Problem details = Find the string "trading" in the data, then copy every line where it is found.

(Entries from a visual dataset)
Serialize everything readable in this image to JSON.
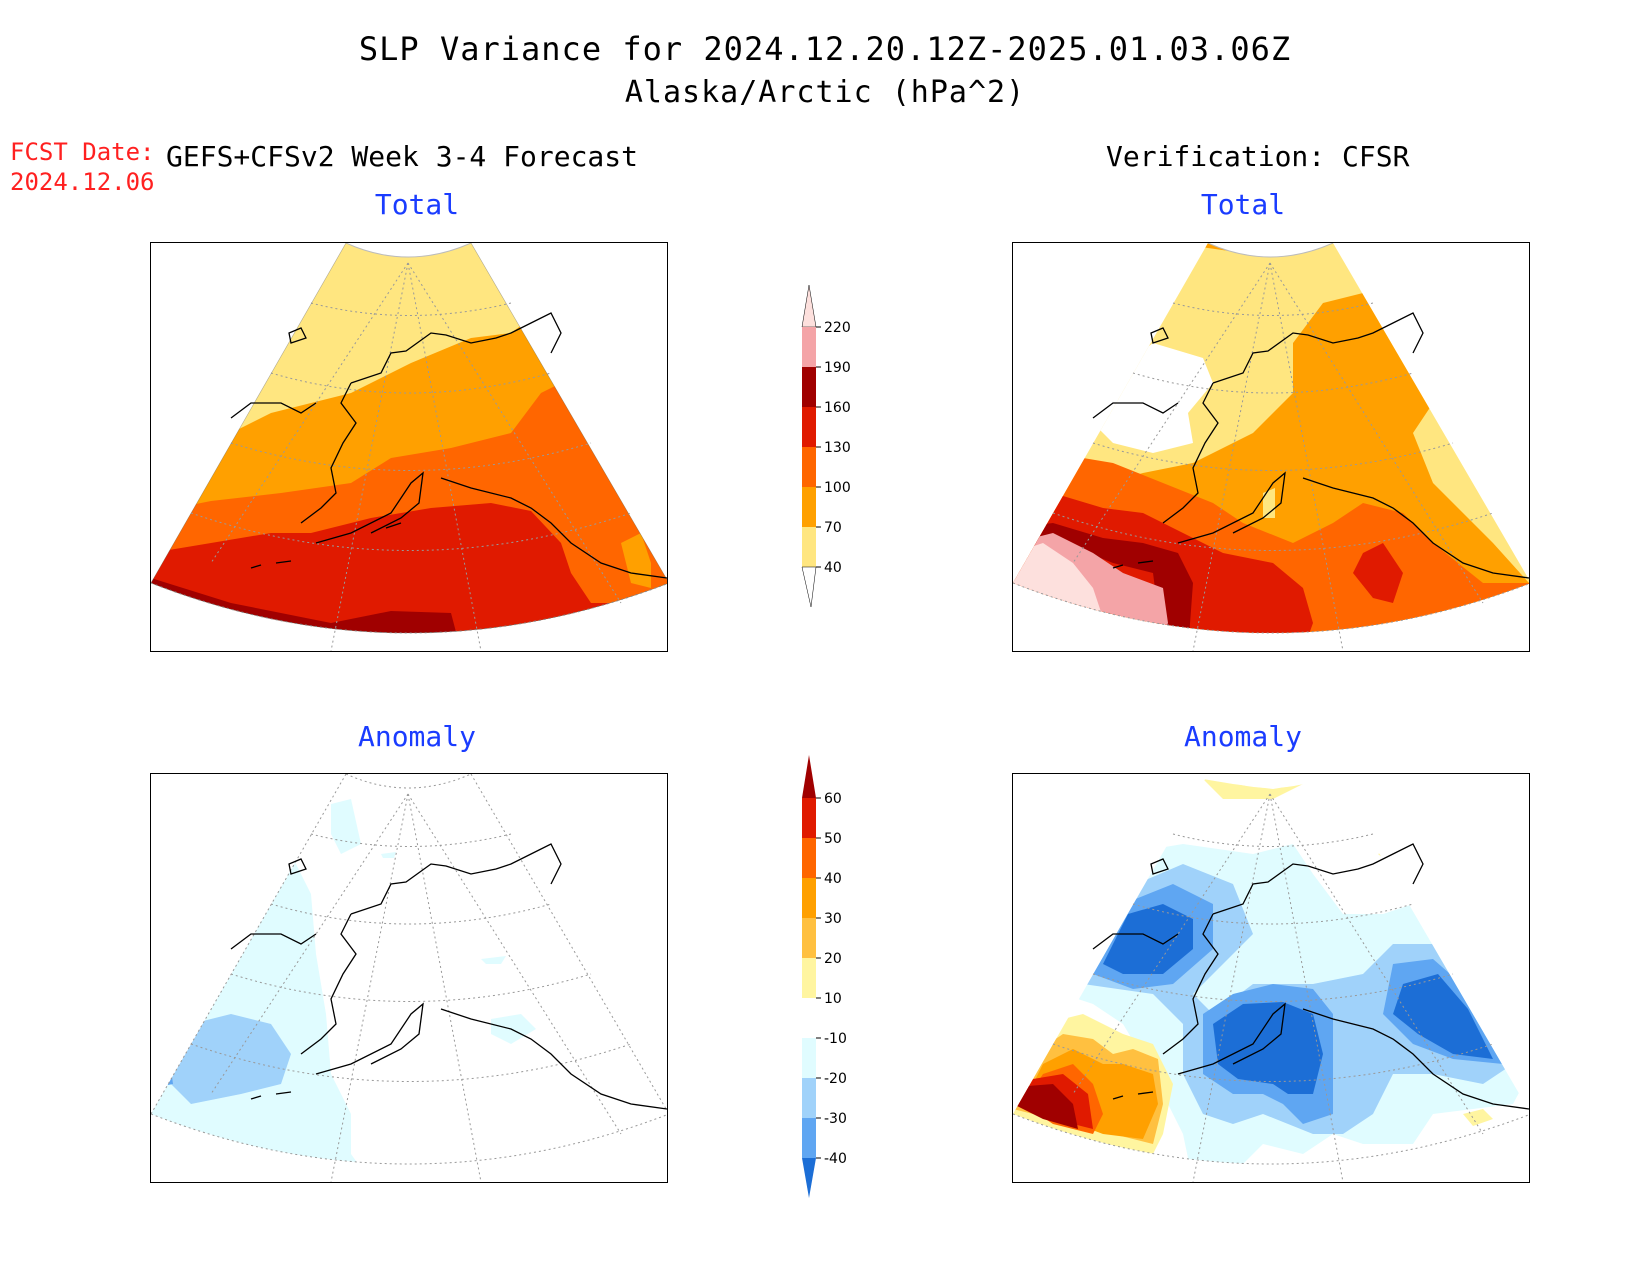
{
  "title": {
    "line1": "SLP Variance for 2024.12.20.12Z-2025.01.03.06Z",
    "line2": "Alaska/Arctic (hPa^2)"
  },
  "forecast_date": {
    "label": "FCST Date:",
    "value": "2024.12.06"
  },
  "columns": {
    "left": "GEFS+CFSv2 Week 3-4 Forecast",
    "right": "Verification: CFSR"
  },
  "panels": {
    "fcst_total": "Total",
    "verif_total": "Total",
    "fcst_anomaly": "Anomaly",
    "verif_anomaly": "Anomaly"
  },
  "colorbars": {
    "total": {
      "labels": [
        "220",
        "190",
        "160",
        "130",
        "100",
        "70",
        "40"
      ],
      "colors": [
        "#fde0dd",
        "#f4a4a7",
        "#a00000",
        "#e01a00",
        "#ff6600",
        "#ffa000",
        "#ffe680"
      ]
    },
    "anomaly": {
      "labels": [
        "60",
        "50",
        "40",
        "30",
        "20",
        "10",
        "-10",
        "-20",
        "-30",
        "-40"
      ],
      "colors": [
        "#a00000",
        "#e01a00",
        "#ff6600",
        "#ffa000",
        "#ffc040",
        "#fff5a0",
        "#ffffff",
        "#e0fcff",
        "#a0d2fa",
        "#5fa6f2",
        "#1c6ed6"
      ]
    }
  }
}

...

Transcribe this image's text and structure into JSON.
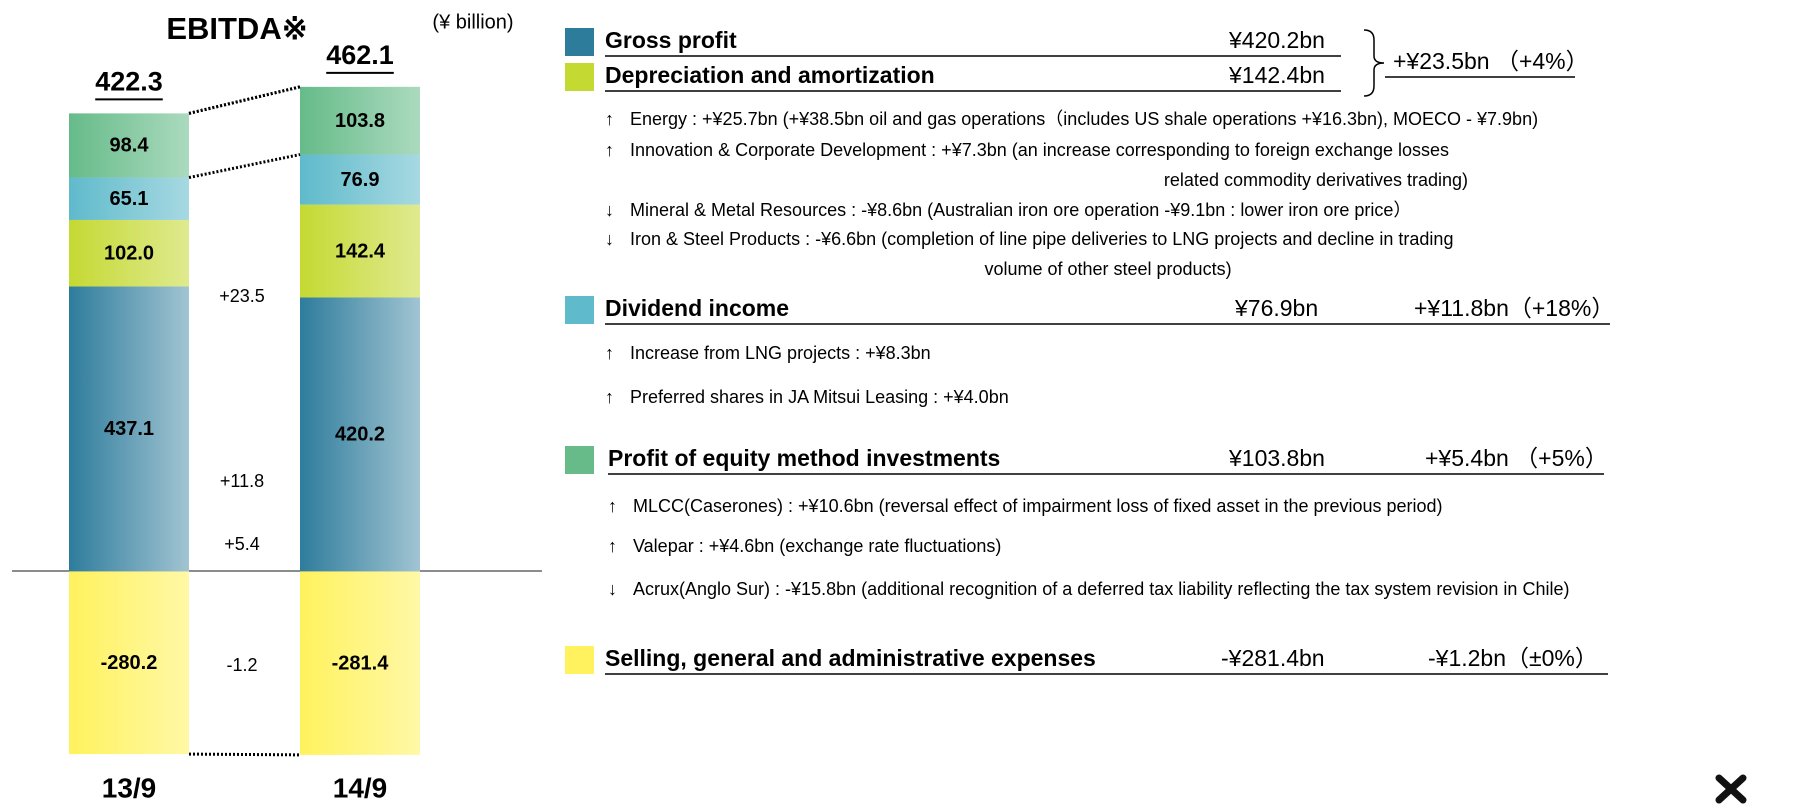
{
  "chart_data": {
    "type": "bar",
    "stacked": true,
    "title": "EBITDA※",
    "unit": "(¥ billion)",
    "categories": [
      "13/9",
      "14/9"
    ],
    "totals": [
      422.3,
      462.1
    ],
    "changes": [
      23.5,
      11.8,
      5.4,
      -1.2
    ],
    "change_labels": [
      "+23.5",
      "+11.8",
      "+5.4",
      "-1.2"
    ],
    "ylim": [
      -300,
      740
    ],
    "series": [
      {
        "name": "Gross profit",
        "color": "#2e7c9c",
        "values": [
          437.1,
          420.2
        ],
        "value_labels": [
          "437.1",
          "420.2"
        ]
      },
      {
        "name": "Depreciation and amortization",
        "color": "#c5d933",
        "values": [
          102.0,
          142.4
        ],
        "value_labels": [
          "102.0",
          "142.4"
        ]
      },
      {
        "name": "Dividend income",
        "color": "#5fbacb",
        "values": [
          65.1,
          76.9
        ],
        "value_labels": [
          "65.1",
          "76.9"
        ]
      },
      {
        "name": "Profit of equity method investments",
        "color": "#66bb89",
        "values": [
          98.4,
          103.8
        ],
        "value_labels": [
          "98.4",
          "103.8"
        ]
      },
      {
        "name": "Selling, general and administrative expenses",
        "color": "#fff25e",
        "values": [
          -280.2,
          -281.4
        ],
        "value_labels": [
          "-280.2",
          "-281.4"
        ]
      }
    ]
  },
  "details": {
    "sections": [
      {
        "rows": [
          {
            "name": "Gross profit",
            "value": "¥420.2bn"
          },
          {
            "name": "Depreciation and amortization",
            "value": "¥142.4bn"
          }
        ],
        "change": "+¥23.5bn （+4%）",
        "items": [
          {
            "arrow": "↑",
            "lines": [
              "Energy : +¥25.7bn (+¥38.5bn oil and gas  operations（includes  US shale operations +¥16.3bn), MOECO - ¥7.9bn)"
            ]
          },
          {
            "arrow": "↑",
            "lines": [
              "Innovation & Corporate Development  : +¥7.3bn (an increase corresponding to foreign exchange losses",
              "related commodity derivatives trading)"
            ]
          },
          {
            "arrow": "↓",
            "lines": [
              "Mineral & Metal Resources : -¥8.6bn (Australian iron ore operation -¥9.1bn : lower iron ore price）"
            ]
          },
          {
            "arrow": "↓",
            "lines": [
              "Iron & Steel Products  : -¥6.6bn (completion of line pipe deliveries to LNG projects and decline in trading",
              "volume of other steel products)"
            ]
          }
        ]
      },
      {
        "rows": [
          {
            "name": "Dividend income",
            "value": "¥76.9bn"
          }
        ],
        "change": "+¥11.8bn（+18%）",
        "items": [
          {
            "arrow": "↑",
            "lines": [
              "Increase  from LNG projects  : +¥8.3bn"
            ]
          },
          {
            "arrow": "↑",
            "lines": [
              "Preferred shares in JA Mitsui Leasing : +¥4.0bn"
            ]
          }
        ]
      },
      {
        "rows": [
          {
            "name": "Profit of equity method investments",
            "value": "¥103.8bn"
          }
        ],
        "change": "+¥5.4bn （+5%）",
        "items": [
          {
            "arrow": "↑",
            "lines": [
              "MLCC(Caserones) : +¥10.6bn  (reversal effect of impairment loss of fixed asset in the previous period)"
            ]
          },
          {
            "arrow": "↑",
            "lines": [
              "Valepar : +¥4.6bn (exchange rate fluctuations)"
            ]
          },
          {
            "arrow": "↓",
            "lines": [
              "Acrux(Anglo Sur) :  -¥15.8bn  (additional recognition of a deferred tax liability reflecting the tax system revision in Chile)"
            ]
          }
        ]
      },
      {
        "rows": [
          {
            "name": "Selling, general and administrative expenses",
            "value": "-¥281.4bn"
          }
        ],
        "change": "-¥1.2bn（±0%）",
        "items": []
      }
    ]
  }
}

Solution for this problem =
              "related commodity derivatives trading)"
              "Iron & Steel Products  : -¥6.6bn (completion of line pipe deliveries to LNG projects and decline in trading",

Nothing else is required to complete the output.